Task brief: Pick out every line holding the string "spice" and copy it.

Extracted data:
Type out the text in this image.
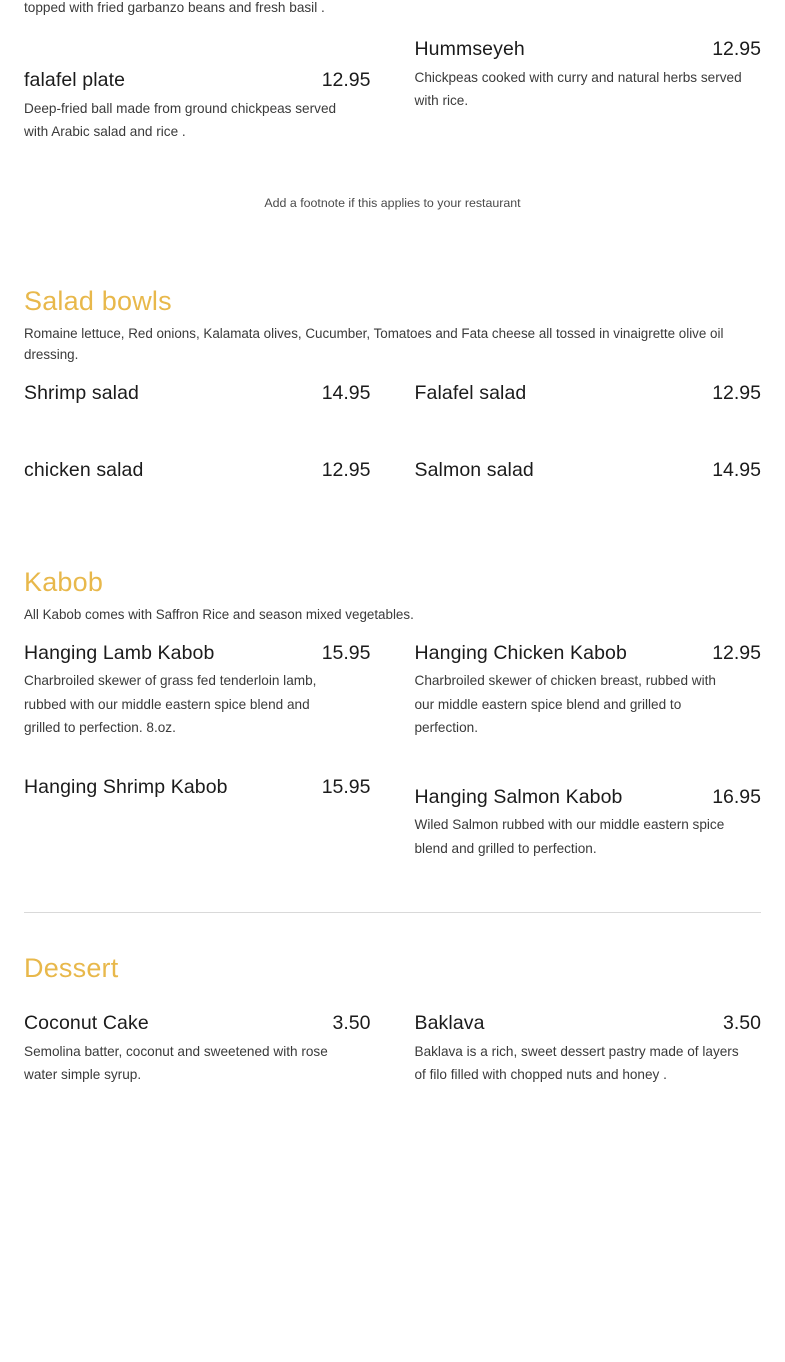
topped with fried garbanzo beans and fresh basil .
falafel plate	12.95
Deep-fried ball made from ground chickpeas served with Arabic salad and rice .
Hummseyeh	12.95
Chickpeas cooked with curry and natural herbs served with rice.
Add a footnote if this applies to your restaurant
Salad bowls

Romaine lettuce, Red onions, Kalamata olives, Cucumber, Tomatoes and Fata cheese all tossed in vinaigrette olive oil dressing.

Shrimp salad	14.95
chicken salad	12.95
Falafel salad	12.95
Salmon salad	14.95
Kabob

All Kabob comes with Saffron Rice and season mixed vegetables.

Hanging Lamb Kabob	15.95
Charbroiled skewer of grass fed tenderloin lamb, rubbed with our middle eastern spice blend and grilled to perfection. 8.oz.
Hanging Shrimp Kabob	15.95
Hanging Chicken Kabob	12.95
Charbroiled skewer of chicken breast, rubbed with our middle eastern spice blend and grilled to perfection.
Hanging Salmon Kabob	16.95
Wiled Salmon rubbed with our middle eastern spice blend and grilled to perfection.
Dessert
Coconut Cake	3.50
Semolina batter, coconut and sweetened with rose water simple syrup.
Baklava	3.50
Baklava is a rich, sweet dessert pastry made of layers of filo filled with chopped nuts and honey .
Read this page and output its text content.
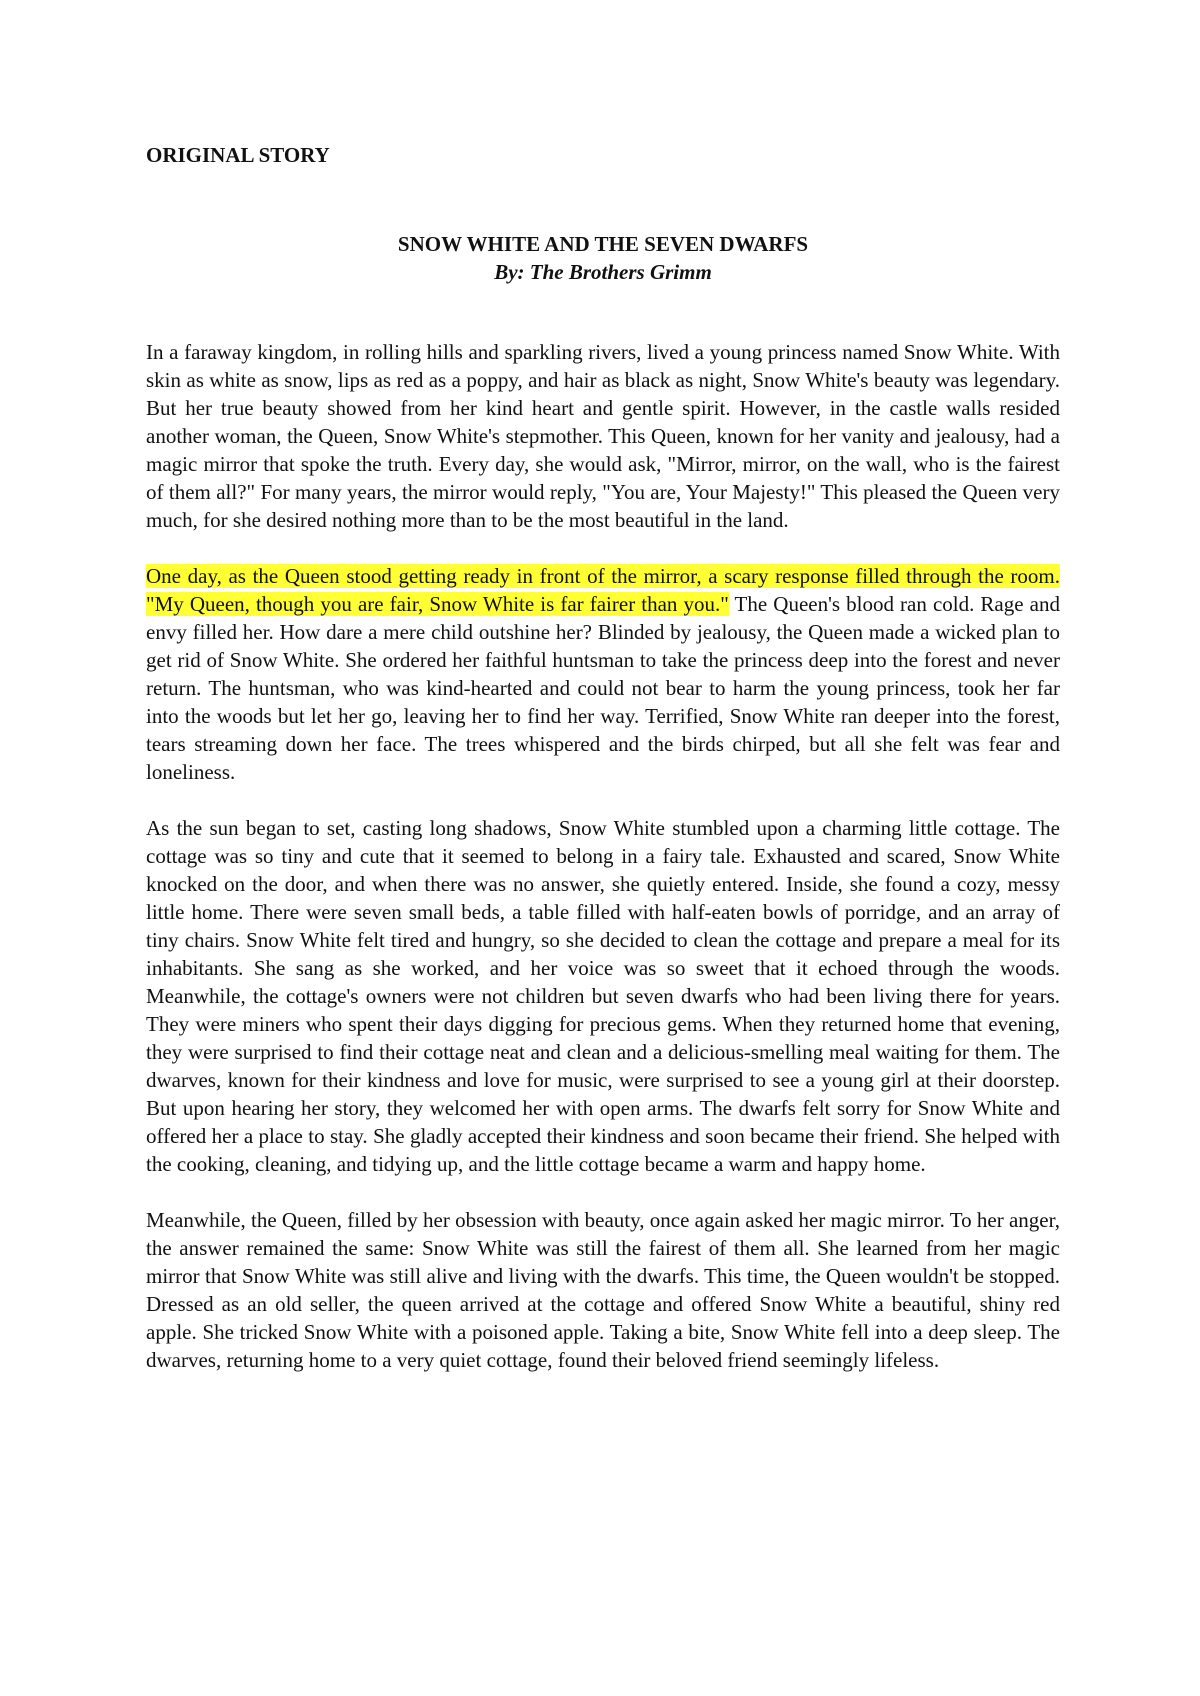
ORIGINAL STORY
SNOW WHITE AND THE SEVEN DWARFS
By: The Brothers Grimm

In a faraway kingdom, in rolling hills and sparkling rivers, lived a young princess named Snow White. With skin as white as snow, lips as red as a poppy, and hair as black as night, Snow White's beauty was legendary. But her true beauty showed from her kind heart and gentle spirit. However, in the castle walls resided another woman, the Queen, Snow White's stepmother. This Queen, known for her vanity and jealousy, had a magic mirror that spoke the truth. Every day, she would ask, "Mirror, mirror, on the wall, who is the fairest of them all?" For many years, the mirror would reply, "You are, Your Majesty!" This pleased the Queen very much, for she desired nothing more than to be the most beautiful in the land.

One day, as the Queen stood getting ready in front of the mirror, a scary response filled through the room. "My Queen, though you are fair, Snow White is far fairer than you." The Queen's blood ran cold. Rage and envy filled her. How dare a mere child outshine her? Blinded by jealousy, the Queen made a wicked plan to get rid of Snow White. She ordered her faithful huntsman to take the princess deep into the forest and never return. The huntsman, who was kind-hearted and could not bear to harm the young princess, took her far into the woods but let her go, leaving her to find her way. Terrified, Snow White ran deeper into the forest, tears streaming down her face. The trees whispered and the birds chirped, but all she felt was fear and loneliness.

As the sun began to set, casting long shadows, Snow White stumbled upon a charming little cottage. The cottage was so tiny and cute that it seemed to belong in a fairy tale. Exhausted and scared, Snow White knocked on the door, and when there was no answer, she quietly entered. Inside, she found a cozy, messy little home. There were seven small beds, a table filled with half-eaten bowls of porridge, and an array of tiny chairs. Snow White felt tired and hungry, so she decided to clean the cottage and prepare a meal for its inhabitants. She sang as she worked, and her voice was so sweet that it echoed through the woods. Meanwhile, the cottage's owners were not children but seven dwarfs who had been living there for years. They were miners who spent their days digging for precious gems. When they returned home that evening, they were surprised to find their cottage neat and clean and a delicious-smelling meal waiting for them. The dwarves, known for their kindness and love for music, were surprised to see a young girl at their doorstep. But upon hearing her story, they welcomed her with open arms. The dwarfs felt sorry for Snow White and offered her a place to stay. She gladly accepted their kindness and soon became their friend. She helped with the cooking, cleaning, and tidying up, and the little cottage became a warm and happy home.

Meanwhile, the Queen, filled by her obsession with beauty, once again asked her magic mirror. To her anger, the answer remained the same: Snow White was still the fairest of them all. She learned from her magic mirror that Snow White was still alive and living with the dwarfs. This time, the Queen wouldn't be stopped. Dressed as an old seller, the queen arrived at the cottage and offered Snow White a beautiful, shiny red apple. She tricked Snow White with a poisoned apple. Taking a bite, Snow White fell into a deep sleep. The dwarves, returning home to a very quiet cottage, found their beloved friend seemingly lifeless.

Result:
Charbroiled skewer of grass fed tenderloin lamb, rubbed with our middle eastern spice blend and grilled to perfection. 8.oz.
Charbroiled skewer of chicken breast, rubbed with our middle eastern spice blend and grilled to perfection.
Wiled Salmon rubbed with our middle eastern spice blend and grilled to perfection.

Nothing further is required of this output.